# start of Records for this exercise

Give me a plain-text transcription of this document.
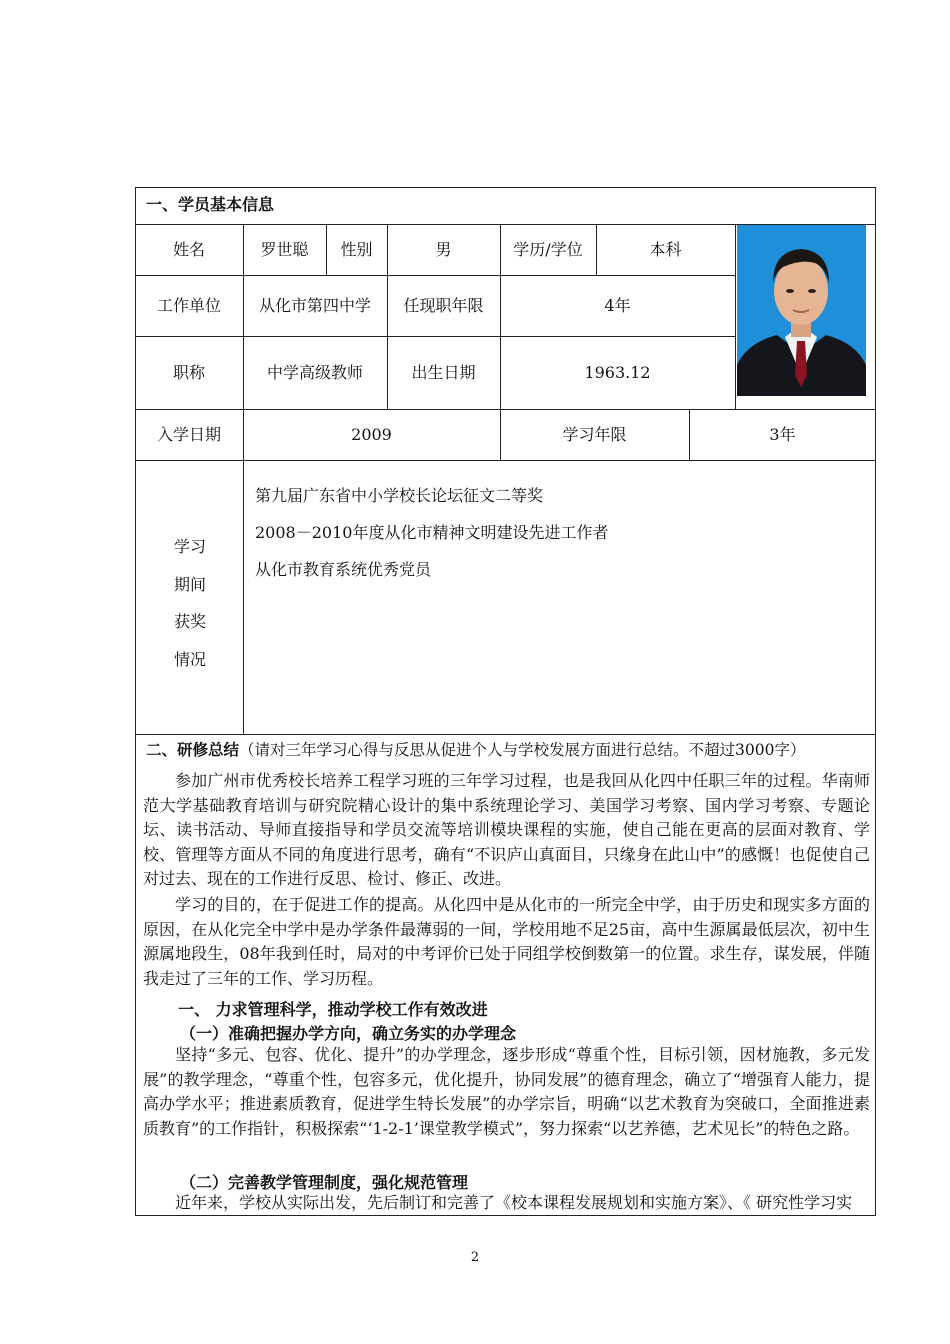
一、学员基本信息
姓名	罗世聪	性别	男	学历/学位	本科
工作单位	从化市第四中学	任现职年限	4年
职称	中学高级教师	出生日期	1963.12
入学日期	2009	学习年限	3年
学习
期间
获奖
情况
第九届广东省中小学校长论坛征文二等奖
2008－2010年度从化市精神文明建设先进工作者
从化市教育系统优秀党员
二、研修总结（请对三年学习心得与反思从促进个人与学校发展方面进行总结。不超过3000字）

参加广州市优秀校长培养工程学习班的三年学习过程，也是我回从化四中任职三年的过程。华南师范大学基础教育培训与研究院精心设计的集中系统理论学习、美国学习考察、国内学习考察、专题论坛、读书活动、导师直接指导和学员交流等培训模块课程的实施，使自己能在更高的层面对教育、学校、管理等方面从不同的角度进行思考，确有“不识庐山真面目，只缘身在此山中”的感慨！也促使自己对过去、现在的工作进行反思、检讨、修正、改进。

学习的目的，在于促进工作的提高。从化四中是从化市的一所完全中学，由于历史和现实多方面的原因，在从化完全中学中是办学条件最薄弱的一间，学校用地不足25亩，高中生源属最低层次，初中生源属地段生，08年我到任时，局对的中考评价已处于同组学校倒数第一的位置。求生存，谋发展，伴随我走过了三年的工作、学习历程。

一、 力求管理科学，推动学校工作有效改进
（一）准确把握办学方向，确立务实的办学理念

坚持“多元、包容、优化、提升”的办学理念，逐步形成“尊重个性，目标引领，因材施教，多元发展”的教学理念，“尊重个性，包容多元，优化提升，协同发展”的德育理念，确立了“增强育人能力，提高办学水平；推进素质教育，促进学生特长发展”的办学宗旨，明确“以艺术教育为突破口，全面推进素质教育”的工作指针，积极探索“‘1-2-1’课堂教学模式”，努力探索“以艺养德，艺术见长”的特色之路。

（二）完善教学管理制度，强化规范管理

近年来，学校从实际出发，先后制订和完善了《校本课程发展规划和实施方案》、《 研究性学习实

2
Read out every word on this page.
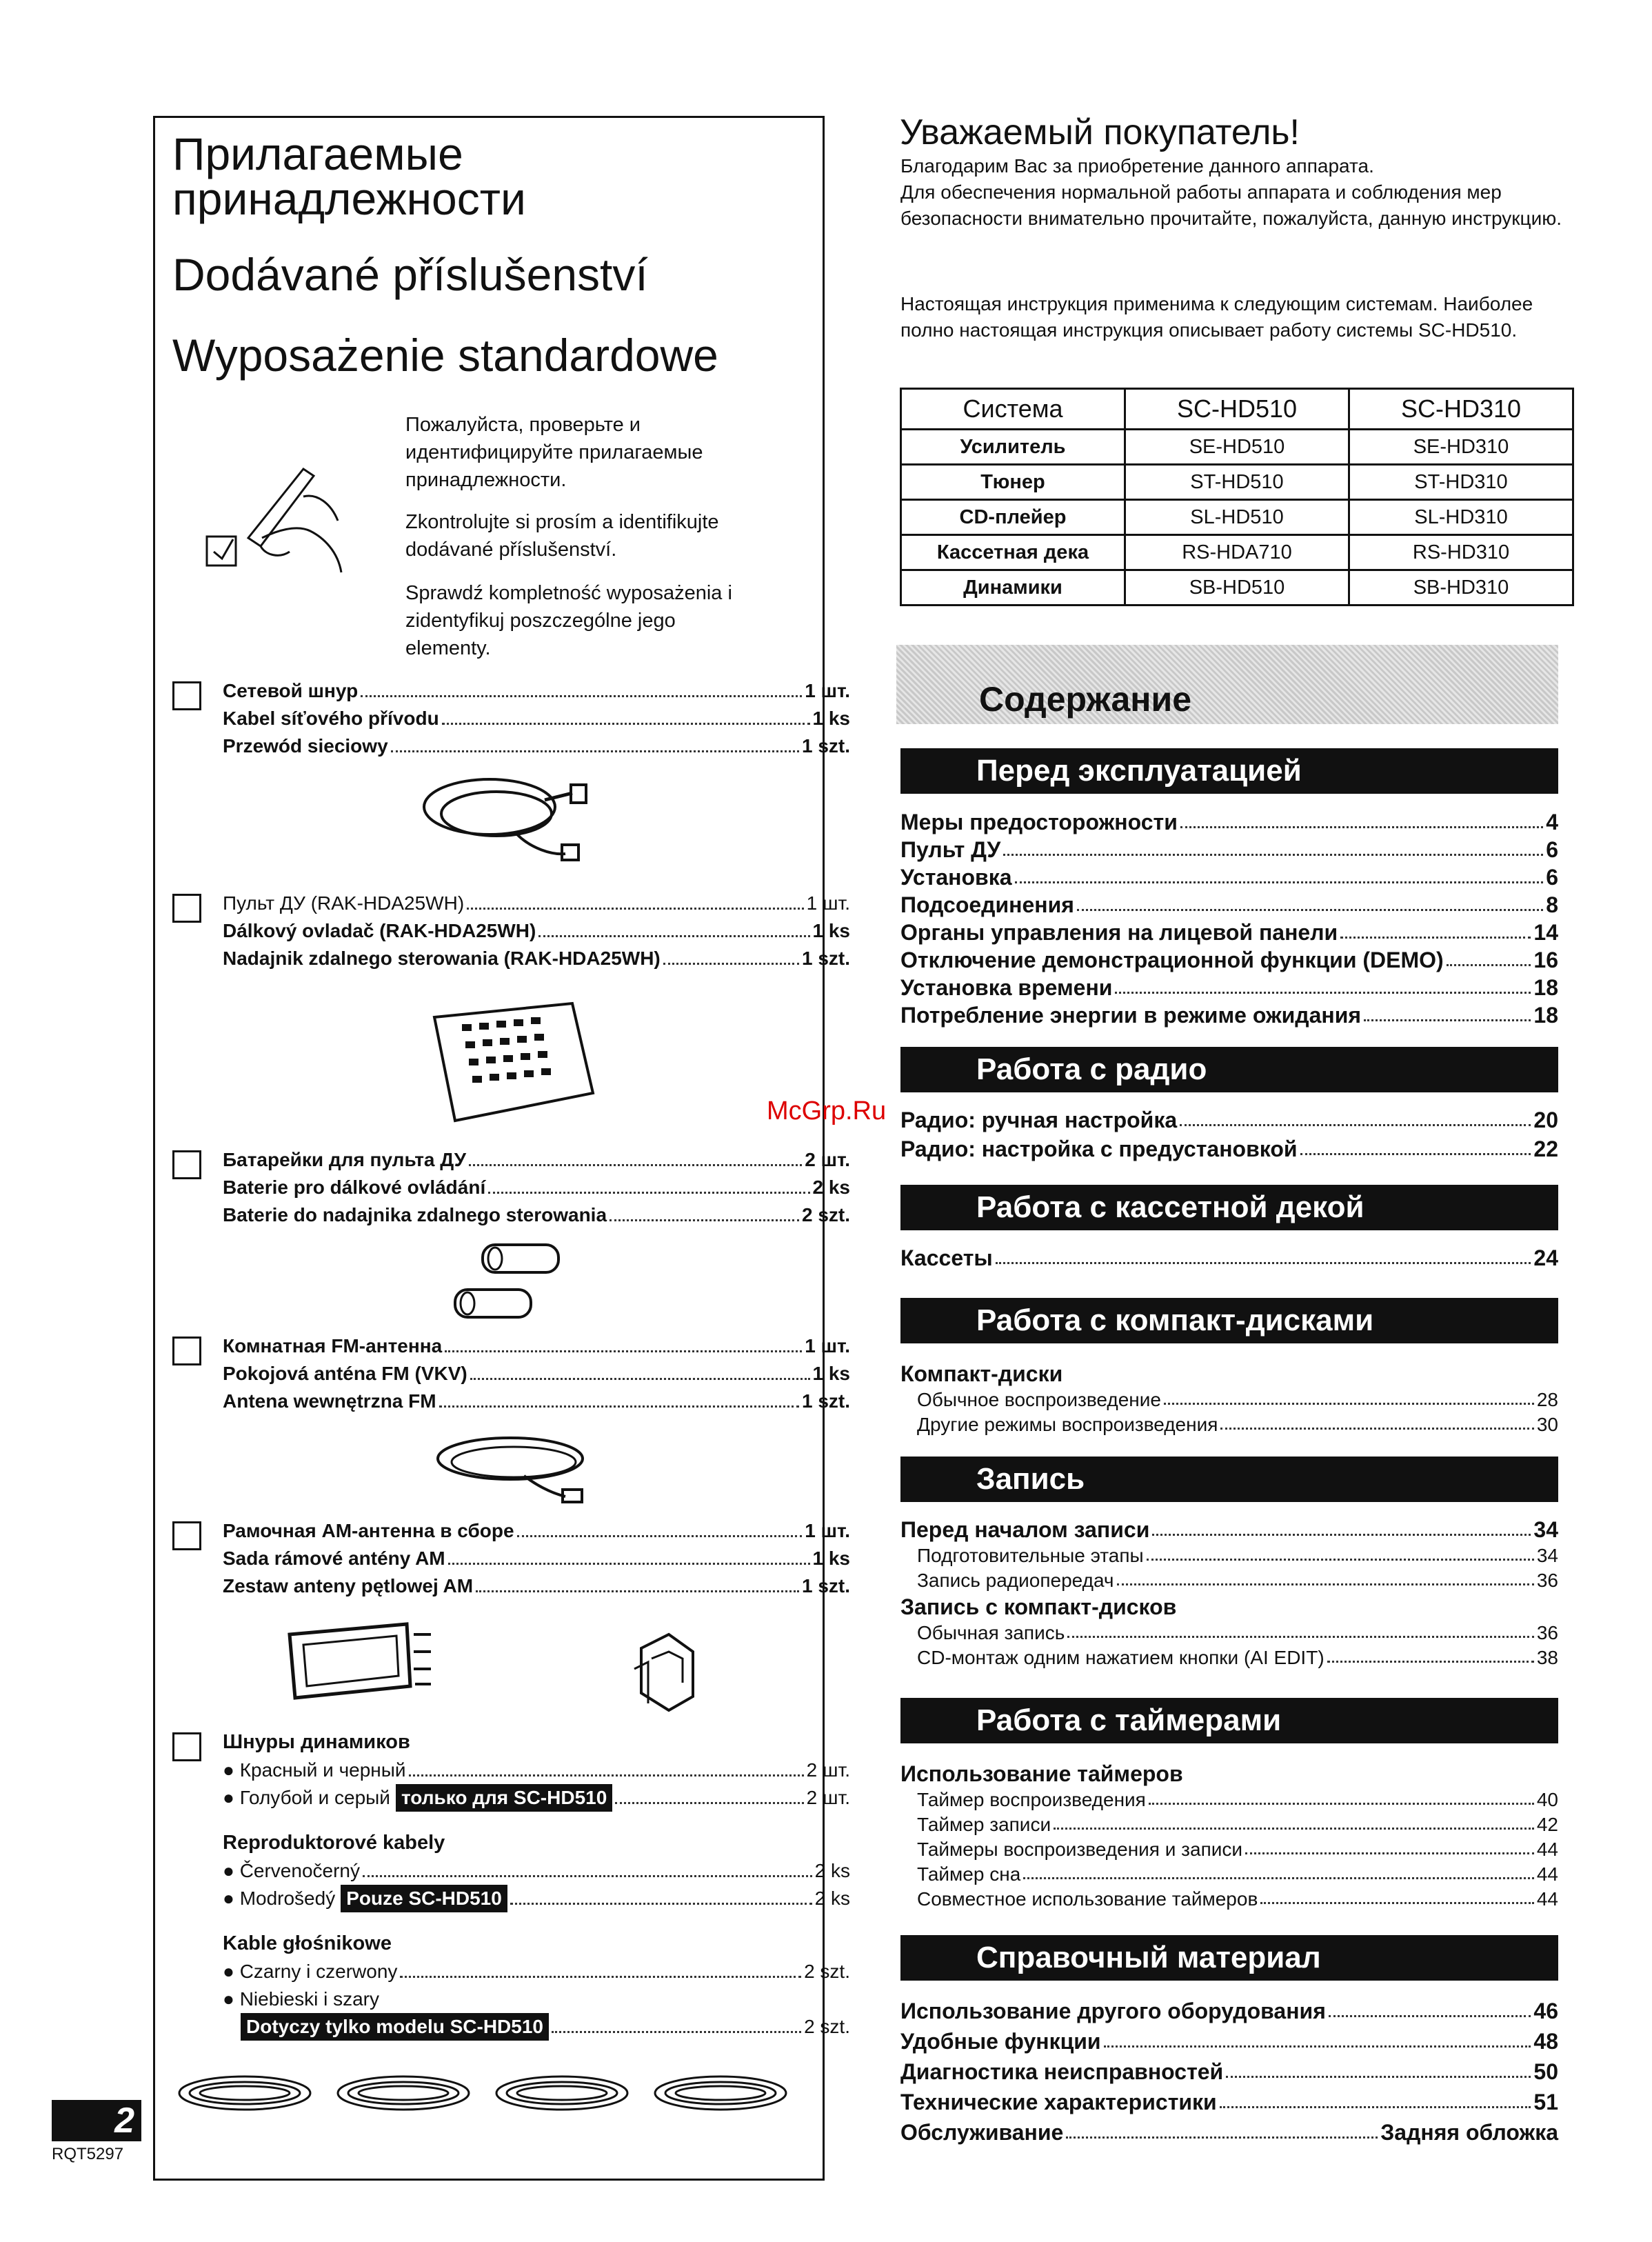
Прилагаемые
принадлежности
Dodávané příslušenství
Wyposażenie standardowe
Пожалуйста, проверьте и идентифицируйте прилагаемые принадлежности.
Zkontrolujte si prosím a identifikujte dodávané příslušenství.
Sprawdź kompletność wyposażenia i zidentyfikuj poszczególne jego elementy.
Сетевой шнур	1 шт.
Kabel síťového přívodu	1 ks
Przewód sieciowy	1 szt.
Пульт ДУ (RAK-HDA25WH)	1 шт.
Dálkový ovladač (RAK-HDA25WH)	1 ks
Nadajnik zdalnego sterowania (RAK-HDA25WH)	1 szt.
Батарейки для пульта ДУ	2 шт.
Baterie pro dálkové ovládání	2 ks
Baterie do nadajnika zdalnego sterowania	2 szt.
Комнатная FM-антенна	1 шт.
Pokojová anténa FM (VKV)	1 ks
Antena wewnętrzna FM	1 szt.
Рамочная AM-антенна в сборе	1 шт.
Sada rámové antény AM	1 ks
Zestaw anteny pętlowej AM	1 szt.
Шнуры динамиков
● Красный и черный	2 шт.
● Голубой и серый только для SC-HD510	2 шт.
Reproduktorové kabely
● Červenočerný	2 ks
● Modrošedý Pouze SC-HD510	2 ks
Kable głośnikowe
● Czarny i czerwony	2 szt.
● Niebieski i szary
Dotyczy tylko modelu SC-HD510	2 szt.
2
RQT5297
Уважаемый покупатель!
Благодарим Вас за приобретение данного аппарата.
Для обеспечения нормальной работы аппарата и соблюдения мер безопасности внимательно прочитайте, пожалуйста, данную инструкцию.
Настоящая инструкция применима к следующим системам. Наиболее полно настоящая инструкция описывает работу системы SC-HD510.
Система	SC-HD510	SC-HD310
Усилитель	SE-HD510	SE-HD310
Тюнер	ST-HD510	ST-HD310
CD-плейер	SL-HD510	SL-HD310
Кассетная дека	RS-HDA710	RS-HD310
Динамики	SB-HD510	SB-HD310
Содержание
Перед эксплуатацией
Меры предосторожности	4
Пульт ДУ	6
Установка	6
Подсоединения	8
Органы управления на лицевой панели	14
Отключение демонстрационной функции (DEMO)	16
Установка времени	18
Потребление энергии в режиме ожидания	18
Работа с радио
Радио: ручная настройка	20
Радио: настройка с предустановкой	22
Работа с кассетной декой
Кассеты	24
Работа с компакт-дисками
Компакт-диски
Обычное воспроизведение	28
Другие режимы воспроизведения	30
Запись
Перед началом записи	34
Подготовительные этапы	34
Запись радиопередач	36
Запись с компакт-дисков
Обычная запись	36
CD-монтаж одним нажатием кнопки (AI EDIT)	38
Работа с таймерами
Использование таймеров
Таймер воспроизведения	40
Таймер записи	42
Таймеры воспроизведения и записи	44
Таймер сна	44
Совместное использование таймеров	44
Справочный материал
Использование другого оборудования	46
Удобные функции	48
Диагностика неисправностей	50
Технические характеристики	51
Обслуживание	Задняя обложка
McGrp.Ru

# end of Records for this exercise

(Instructions for the task):
Check each line of these records for the string "антенна" and state only how many lines have it.

(Right answer):
2